[Start Available records]
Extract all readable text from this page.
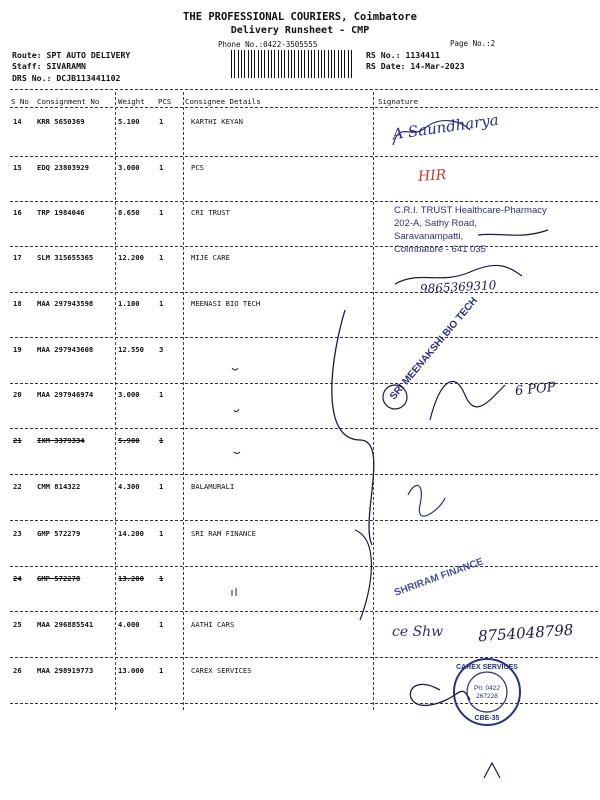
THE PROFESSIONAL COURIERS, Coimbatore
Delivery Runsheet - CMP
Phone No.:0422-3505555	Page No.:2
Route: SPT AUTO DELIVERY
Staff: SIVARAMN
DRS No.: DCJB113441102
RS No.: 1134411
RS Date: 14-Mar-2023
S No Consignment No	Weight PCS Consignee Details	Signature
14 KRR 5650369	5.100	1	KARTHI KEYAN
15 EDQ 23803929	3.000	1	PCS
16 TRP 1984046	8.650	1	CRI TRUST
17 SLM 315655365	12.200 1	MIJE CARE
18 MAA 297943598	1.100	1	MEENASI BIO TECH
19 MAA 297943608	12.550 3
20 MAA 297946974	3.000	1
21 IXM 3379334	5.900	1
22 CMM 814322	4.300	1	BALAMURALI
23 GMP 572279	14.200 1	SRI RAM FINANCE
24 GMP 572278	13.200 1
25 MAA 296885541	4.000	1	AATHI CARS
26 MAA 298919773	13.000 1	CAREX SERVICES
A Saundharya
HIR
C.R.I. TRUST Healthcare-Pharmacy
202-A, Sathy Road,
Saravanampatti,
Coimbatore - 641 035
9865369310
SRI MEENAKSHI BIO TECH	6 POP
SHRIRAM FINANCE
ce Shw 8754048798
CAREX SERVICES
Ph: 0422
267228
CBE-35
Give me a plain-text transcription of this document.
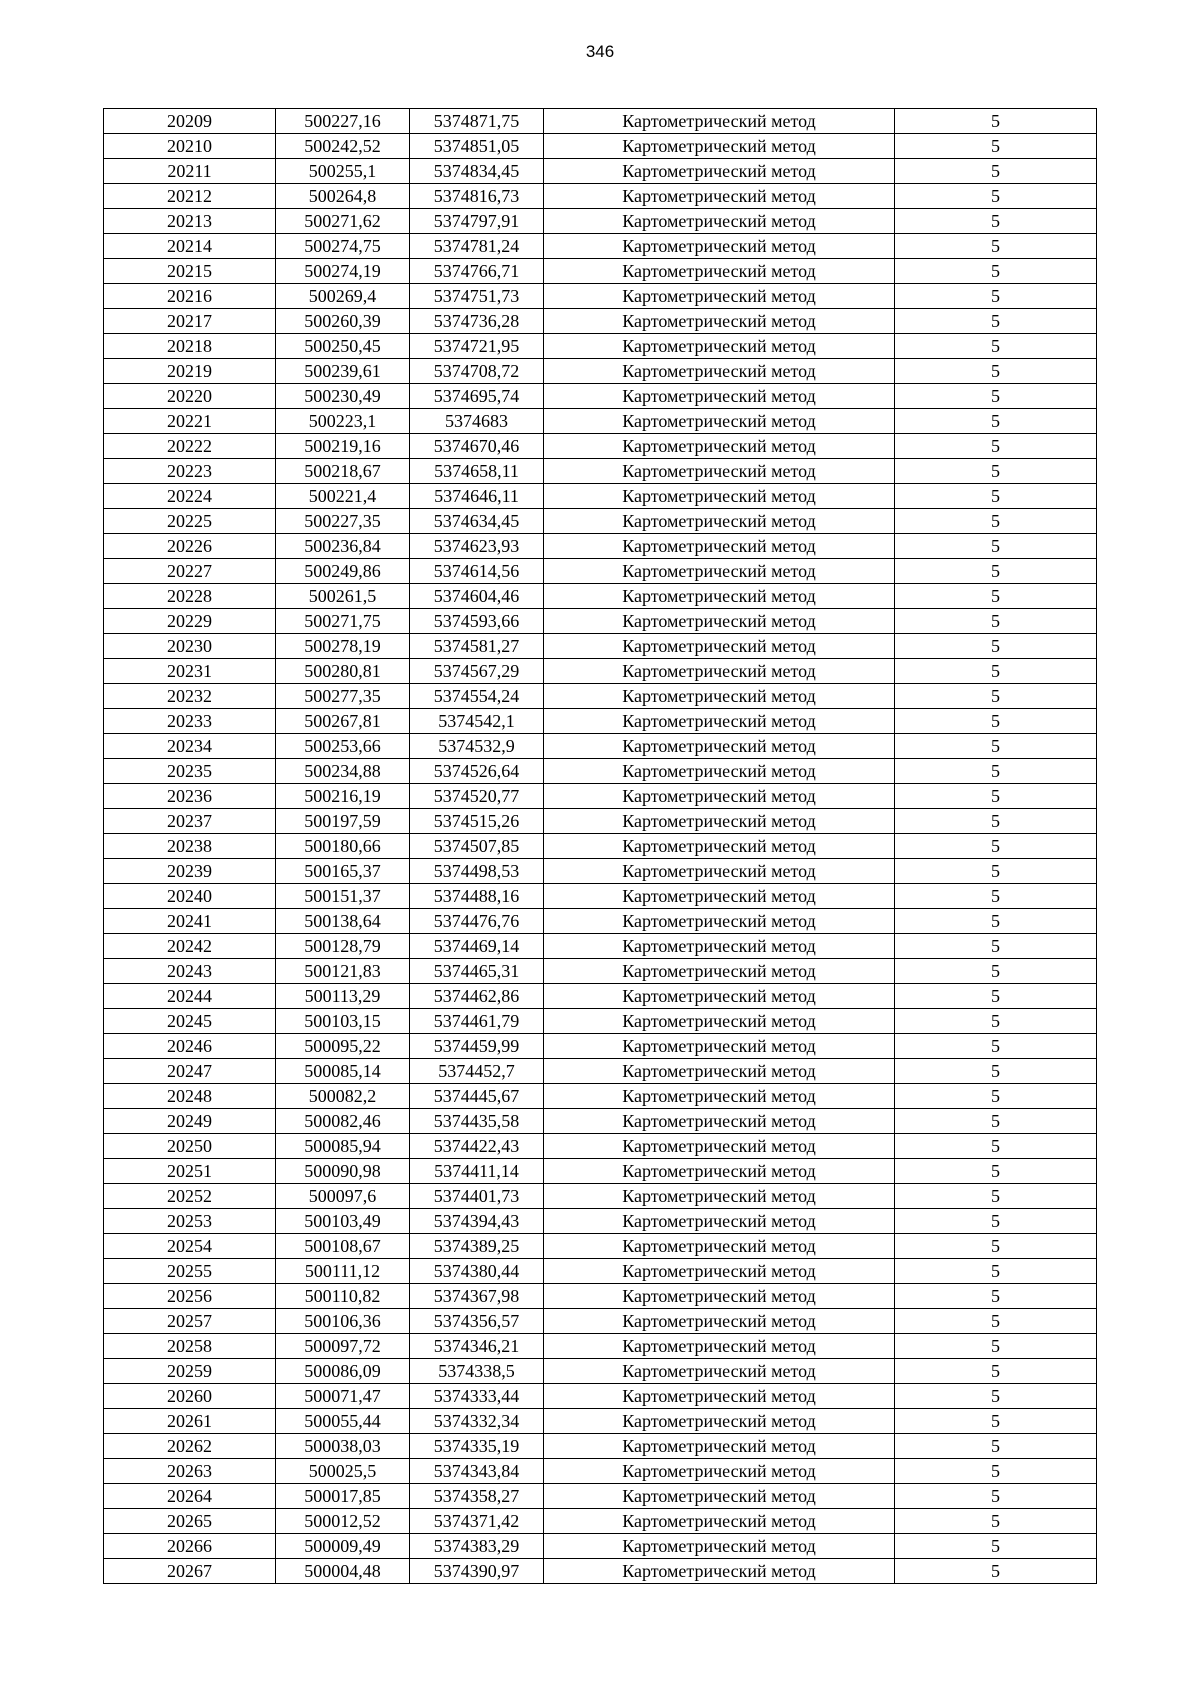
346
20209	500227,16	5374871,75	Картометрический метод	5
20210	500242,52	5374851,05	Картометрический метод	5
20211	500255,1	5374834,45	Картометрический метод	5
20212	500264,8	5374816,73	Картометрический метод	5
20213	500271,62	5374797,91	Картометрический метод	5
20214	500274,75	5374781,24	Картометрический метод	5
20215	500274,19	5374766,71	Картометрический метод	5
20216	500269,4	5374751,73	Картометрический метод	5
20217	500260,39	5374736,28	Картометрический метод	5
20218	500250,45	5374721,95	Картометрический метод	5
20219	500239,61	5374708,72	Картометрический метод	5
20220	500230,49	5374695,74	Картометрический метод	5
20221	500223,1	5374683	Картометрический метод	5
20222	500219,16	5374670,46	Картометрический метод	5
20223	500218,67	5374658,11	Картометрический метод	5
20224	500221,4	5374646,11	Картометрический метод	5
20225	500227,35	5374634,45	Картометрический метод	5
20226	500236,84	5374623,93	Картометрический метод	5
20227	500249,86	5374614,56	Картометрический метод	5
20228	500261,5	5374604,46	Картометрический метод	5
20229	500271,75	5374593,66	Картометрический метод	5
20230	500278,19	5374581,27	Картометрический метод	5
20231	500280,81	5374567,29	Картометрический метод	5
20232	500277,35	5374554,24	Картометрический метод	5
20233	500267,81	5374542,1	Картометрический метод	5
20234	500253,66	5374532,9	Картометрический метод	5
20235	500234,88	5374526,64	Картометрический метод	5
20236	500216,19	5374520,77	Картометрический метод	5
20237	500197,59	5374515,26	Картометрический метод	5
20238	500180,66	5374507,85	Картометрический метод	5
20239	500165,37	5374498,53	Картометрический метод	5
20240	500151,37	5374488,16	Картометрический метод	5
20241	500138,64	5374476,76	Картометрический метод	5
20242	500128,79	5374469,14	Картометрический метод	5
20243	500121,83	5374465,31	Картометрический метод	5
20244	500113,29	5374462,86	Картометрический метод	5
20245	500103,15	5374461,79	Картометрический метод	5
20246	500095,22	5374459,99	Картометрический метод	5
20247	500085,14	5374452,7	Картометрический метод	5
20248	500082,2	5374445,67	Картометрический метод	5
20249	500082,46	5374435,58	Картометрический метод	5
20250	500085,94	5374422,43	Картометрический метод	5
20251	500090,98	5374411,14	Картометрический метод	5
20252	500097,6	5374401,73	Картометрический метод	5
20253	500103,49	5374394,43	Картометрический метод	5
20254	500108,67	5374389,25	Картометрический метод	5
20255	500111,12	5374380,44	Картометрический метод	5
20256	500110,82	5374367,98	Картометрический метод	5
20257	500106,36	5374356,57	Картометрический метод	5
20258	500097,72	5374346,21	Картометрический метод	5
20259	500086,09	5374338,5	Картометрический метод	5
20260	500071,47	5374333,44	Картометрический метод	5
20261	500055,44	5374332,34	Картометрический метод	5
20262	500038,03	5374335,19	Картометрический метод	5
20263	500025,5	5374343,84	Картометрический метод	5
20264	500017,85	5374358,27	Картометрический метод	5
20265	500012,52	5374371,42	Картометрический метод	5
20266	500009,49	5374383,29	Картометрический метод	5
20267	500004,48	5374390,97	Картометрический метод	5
[End Available records]
[Start Available records]
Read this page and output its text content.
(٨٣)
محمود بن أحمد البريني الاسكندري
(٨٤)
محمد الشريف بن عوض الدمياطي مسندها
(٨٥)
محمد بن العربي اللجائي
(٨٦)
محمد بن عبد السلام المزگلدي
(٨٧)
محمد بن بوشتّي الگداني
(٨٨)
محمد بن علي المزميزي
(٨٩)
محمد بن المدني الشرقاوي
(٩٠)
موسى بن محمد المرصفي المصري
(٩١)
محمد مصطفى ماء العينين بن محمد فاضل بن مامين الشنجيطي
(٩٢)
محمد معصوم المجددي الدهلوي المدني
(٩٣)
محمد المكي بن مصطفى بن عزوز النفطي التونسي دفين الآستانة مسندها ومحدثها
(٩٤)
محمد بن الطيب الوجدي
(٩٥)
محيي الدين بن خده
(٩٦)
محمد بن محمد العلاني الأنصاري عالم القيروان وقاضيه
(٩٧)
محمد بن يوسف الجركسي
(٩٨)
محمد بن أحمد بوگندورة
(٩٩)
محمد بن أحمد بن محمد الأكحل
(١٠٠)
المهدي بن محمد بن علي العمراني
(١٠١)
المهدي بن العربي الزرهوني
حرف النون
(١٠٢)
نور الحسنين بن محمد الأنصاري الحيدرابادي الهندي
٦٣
[End Available records]
## Given task
Pick out each line above that includes "this" and show it.

## Solution to the exercise
Extract all readable text from this page.
Give me a plain-text transcription of this document.
Read this page and output its text content.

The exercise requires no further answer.